Set out the lines of the material as a numbered list. Begin at its first line and stop after the line that contains "top-frequency-label: Top frequency", leaving out any blank lines.
#### Records for the task
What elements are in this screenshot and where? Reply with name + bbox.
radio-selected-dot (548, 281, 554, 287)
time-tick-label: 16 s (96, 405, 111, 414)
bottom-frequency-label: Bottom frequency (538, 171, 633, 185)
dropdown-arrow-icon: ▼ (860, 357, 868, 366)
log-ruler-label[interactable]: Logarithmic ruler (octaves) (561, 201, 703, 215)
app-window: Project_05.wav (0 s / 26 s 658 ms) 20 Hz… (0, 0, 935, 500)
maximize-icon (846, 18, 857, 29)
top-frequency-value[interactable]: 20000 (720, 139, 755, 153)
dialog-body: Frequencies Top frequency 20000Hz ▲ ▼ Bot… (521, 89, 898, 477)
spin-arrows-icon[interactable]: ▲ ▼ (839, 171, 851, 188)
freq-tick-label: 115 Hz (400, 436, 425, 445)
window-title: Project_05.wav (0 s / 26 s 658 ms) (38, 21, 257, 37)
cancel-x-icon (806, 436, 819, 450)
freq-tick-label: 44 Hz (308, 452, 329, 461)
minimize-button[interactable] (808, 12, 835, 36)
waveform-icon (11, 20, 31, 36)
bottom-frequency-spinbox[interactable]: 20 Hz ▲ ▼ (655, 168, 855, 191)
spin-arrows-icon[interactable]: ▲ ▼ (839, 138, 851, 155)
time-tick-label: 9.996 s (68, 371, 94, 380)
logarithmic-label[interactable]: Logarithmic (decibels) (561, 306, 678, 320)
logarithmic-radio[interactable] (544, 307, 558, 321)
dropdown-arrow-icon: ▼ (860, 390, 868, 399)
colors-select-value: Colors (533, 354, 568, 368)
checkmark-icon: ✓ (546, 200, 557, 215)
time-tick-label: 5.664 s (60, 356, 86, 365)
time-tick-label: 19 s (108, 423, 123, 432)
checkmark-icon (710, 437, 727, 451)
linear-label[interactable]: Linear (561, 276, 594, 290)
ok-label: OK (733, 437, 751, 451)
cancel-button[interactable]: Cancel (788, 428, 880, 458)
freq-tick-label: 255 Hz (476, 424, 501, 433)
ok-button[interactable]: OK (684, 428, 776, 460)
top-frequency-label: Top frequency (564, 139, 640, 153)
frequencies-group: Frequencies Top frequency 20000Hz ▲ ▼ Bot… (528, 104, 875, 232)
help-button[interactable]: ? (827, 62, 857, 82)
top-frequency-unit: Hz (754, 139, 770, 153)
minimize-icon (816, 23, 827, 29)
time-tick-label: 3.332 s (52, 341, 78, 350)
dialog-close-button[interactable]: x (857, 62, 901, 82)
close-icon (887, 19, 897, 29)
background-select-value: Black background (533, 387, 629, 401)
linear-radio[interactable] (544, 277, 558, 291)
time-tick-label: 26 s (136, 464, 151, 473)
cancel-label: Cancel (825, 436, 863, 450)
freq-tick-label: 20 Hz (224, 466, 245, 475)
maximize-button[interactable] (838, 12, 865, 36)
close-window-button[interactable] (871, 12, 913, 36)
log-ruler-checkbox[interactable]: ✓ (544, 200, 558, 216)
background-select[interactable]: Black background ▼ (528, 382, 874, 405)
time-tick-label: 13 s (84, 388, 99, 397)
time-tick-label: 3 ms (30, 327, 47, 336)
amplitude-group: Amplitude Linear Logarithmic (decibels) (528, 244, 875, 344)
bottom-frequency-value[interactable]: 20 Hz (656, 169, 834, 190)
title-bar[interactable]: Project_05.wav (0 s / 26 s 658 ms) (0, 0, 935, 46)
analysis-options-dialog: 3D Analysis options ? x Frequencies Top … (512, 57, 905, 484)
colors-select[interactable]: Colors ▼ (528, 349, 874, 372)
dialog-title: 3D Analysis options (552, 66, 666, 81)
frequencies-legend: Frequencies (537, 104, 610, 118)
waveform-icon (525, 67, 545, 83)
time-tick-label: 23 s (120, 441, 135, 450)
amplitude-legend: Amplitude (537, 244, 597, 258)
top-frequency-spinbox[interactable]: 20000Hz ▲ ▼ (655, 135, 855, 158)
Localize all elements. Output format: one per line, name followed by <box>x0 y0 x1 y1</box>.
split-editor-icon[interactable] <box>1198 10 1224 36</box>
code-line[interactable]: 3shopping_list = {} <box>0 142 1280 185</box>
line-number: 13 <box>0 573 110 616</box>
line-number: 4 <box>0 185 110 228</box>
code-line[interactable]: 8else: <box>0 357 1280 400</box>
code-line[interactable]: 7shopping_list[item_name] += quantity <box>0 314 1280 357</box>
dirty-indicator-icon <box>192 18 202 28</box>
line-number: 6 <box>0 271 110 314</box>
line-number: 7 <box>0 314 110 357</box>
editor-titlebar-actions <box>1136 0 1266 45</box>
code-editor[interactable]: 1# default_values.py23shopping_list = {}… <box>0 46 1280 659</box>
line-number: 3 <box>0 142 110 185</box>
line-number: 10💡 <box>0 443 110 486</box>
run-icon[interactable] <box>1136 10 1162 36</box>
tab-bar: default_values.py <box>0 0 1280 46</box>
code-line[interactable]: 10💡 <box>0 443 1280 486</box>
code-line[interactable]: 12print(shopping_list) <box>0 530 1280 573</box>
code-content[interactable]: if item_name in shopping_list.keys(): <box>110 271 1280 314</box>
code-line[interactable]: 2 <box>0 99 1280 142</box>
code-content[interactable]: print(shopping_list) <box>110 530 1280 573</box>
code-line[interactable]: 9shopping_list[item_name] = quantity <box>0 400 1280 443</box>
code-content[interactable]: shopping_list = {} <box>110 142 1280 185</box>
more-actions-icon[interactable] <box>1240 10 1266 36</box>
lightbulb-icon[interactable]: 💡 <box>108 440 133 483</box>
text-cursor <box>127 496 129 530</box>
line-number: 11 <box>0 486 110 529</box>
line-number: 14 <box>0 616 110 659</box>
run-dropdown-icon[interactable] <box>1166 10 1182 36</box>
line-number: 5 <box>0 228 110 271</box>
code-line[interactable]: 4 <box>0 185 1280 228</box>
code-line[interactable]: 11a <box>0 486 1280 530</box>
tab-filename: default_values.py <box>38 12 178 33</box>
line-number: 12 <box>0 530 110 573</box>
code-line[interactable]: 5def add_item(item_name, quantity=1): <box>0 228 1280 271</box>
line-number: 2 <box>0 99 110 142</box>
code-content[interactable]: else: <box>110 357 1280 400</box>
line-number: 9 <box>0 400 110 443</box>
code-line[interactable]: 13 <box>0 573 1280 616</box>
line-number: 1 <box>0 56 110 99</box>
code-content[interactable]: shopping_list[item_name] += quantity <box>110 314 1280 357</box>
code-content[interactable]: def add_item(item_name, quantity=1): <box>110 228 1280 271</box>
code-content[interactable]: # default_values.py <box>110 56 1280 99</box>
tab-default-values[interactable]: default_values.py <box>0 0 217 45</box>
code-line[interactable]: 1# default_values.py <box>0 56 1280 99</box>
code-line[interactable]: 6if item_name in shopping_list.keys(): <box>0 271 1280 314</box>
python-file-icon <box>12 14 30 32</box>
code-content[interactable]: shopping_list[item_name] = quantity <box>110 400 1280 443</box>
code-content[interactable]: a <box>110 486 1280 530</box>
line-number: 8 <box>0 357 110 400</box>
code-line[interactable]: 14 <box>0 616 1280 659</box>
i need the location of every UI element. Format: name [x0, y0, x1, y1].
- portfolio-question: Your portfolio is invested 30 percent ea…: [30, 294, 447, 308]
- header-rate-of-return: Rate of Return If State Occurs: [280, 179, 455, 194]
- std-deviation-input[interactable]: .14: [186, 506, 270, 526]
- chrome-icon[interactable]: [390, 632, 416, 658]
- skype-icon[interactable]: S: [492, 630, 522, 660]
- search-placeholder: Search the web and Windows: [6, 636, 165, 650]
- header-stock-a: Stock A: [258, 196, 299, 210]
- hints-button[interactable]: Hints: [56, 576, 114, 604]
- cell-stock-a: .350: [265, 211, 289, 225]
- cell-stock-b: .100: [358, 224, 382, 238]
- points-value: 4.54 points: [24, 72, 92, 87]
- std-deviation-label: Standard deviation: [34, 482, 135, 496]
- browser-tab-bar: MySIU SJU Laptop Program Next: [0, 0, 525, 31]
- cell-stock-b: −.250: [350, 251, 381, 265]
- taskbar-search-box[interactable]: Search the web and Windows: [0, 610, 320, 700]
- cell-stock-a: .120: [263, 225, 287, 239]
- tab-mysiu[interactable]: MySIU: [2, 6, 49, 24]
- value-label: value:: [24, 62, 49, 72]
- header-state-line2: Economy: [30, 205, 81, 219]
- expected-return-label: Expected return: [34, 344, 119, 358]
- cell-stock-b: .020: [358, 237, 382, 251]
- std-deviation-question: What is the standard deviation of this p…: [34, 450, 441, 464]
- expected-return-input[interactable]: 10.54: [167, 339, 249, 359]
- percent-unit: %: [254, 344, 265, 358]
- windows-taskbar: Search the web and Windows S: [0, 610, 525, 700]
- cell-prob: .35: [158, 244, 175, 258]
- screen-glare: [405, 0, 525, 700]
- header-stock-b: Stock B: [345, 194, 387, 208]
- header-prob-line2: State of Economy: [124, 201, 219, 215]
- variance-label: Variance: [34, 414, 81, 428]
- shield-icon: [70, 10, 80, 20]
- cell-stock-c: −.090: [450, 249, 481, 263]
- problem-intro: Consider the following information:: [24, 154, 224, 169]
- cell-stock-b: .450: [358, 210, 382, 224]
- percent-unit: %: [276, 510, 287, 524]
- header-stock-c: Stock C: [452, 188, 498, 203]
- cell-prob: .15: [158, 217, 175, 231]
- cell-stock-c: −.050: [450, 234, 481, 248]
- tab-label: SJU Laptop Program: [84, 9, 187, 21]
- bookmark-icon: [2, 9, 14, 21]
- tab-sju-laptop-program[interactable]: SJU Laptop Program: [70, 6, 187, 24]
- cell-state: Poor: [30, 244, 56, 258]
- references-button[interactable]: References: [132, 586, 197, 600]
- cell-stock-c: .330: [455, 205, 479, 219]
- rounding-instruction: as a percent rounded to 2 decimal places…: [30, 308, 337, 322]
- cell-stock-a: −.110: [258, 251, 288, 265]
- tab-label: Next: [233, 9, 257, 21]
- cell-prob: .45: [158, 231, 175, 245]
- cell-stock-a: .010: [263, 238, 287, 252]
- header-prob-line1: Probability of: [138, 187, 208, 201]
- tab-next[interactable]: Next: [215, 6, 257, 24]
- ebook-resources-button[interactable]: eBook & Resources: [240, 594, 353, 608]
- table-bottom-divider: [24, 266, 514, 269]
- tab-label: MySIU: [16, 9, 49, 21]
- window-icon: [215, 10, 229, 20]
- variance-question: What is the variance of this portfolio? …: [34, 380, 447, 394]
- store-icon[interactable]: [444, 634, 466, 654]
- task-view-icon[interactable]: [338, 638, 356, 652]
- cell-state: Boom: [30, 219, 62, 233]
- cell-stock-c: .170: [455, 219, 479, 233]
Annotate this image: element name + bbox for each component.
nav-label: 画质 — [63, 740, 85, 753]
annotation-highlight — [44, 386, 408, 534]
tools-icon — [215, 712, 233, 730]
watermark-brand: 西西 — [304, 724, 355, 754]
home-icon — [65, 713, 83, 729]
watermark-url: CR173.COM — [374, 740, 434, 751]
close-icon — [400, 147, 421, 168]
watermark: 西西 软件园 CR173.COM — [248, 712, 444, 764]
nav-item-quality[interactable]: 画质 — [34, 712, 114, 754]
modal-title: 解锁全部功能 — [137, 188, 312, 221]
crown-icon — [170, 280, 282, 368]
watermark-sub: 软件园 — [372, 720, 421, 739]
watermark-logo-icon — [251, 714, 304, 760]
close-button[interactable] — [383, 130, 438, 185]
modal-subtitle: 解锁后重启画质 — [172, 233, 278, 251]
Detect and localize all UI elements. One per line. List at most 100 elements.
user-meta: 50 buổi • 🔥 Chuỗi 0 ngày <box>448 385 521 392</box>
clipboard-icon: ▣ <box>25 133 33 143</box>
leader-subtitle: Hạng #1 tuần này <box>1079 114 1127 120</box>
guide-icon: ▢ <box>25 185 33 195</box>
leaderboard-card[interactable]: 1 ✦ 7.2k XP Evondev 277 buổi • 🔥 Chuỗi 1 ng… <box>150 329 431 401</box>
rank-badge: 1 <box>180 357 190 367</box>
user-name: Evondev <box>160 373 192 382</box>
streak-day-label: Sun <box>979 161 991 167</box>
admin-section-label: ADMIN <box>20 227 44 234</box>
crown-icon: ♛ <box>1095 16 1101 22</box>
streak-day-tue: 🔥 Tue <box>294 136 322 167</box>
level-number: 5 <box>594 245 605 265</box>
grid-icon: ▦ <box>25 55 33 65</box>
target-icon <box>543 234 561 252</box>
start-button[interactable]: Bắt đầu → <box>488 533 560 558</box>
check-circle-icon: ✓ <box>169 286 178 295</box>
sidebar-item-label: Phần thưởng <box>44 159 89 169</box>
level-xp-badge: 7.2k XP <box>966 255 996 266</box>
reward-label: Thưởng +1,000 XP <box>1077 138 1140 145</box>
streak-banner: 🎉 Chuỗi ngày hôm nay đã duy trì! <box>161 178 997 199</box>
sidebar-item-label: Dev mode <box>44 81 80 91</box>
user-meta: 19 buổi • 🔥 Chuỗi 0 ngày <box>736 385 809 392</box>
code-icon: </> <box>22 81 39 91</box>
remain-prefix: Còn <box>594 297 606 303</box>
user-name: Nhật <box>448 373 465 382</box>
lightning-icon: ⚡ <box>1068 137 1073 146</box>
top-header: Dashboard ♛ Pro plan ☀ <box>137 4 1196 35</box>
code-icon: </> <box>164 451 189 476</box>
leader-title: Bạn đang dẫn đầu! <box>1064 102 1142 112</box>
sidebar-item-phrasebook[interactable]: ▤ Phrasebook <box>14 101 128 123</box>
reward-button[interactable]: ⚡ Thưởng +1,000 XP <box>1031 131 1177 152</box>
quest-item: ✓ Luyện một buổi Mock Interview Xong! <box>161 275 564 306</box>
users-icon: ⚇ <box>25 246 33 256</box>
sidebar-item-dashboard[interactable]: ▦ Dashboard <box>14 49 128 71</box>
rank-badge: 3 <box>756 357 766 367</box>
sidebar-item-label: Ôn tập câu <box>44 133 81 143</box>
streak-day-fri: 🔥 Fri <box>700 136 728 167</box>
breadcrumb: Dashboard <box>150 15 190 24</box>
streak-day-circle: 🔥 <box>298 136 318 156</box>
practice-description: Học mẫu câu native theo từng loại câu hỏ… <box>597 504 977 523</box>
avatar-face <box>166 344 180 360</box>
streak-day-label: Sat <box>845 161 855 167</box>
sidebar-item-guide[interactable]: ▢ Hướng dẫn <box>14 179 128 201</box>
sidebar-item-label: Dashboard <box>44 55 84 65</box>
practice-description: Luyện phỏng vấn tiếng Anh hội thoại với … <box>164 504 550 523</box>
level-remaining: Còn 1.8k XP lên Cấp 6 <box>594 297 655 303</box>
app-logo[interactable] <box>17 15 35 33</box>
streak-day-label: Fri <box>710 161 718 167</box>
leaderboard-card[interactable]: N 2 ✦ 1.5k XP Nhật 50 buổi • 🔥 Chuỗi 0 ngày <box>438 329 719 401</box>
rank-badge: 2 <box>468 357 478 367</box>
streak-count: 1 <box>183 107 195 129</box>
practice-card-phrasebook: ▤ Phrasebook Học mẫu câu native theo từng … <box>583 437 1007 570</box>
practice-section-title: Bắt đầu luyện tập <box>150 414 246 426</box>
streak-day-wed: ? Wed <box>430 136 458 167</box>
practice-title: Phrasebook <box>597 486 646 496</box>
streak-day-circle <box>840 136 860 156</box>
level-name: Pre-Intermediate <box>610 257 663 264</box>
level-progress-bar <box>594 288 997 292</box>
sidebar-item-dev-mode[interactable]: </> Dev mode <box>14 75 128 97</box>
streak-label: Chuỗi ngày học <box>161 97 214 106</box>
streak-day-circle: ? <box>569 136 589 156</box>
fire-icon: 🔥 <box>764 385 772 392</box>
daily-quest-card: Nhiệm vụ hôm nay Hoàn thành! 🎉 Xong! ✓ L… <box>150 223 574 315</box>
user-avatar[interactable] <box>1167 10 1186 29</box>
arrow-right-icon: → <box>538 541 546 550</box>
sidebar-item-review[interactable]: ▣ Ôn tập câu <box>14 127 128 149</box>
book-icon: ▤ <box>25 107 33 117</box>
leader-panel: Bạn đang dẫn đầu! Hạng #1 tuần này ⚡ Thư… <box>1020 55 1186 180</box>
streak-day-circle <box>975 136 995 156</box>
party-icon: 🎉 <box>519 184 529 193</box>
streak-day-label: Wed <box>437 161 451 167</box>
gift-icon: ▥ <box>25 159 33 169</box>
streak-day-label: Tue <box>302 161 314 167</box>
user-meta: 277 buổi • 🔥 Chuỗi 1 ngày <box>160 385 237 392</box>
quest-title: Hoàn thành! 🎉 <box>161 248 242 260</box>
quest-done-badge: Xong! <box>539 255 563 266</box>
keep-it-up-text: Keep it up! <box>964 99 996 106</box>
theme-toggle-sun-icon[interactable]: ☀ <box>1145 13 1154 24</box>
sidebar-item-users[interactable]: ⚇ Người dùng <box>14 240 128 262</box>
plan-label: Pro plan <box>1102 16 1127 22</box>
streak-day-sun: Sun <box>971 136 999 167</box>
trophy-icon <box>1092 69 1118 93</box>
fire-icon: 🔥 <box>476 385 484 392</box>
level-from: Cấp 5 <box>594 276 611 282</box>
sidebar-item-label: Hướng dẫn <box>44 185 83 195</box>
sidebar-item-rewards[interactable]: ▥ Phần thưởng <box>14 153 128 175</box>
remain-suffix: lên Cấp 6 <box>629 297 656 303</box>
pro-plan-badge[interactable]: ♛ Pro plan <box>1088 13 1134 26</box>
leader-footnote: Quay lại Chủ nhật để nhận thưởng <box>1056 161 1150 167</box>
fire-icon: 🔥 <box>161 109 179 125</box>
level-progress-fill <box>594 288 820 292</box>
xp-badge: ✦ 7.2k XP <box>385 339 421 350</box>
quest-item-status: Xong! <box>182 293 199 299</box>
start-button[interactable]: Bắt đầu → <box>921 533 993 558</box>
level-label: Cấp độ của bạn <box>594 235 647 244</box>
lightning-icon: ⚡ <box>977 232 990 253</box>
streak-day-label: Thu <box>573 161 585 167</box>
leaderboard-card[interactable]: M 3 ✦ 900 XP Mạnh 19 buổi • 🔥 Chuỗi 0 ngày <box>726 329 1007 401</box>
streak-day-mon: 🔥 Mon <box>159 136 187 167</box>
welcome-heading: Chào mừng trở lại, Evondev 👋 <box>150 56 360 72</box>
########
* Final result:
1. What elements are in this screenshot and where? Reply with name + bbox.
2. radio-selected-dot (548, 281, 554, 287)
3. time-tick-label: 16 s (96, 405, 111, 414)
4. bottom-frequency-label: Bottom frequency (538, 171, 633, 185)
5. dropdown-arrow-icon: ▼ (860, 357, 868, 366)
6. log-ruler-label[interactable]: Logarithmic ruler (octaves) (561, 201, 703, 215)
7. app-window: Project_05.wav (0 s / 26 s 658 ms) 20 Hz… (0, 0, 935, 500)
8. maximize-icon (846, 18, 857, 29)
9. top-frequency-value[interactable]: 20000 (720, 139, 755, 153)
10. dialog-body: Frequencies Top frequency 20000Hz ▲ ▼ Bot… (521, 89, 898, 477)
11. spin-arrows-icon[interactable]: ▲ ▼ (839, 171, 851, 188)
12. freq-tick-label: 115 Hz (400, 436, 425, 445)
13. window-title: Project_05.wav (0 s / 26 s 658 ms) (38, 21, 257, 37)
14. cancel-x-icon (806, 436, 819, 450)
15. freq-tick-label: 44 Hz (308, 452, 329, 461)
16. minimize-button[interactable] (808, 12, 835, 36)
17. waveform-icon (11, 20, 31, 36)
18. bottom-frequency-spinbox[interactable]: 20 Hz ▲ ▼ (655, 168, 855, 191)
19. spin-arrows-icon[interactable]: ▲ ▼ (839, 138, 851, 155)
20. time-tick-label: 9.996 s (68, 371, 94, 380)
21. logarithmic-label[interactable]: Logarithmic (decibels) (561, 306, 678, 320)
22. logarithmic-radio[interactable] (544, 307, 558, 321)
23. dropdown-arrow-icon: ▼ (860, 390, 868, 399)
24. colors-select-value: Colors (533, 354, 568, 368)
25. checkmark-icon: ✓ (546, 200, 557, 215)
26. time-tick-label: 5.664 s (60, 356, 86, 365)
27. time-tick-label: 19 s (108, 423, 123, 432)
28. checkmark-icon (710, 437, 727, 451)
29. linear-label[interactable]: Linear (561, 276, 594, 290)
30. ok-label: OK (733, 437, 751, 451)
31. cancel-button[interactable]: Cancel (788, 428, 880, 458)
32. freq-tick-label: 255 Hz (476, 424, 501, 433)
33. ok-button[interactable]: OK (684, 428, 776, 460)
34. top-frequency-label: Top frequency (564, 139, 640, 153)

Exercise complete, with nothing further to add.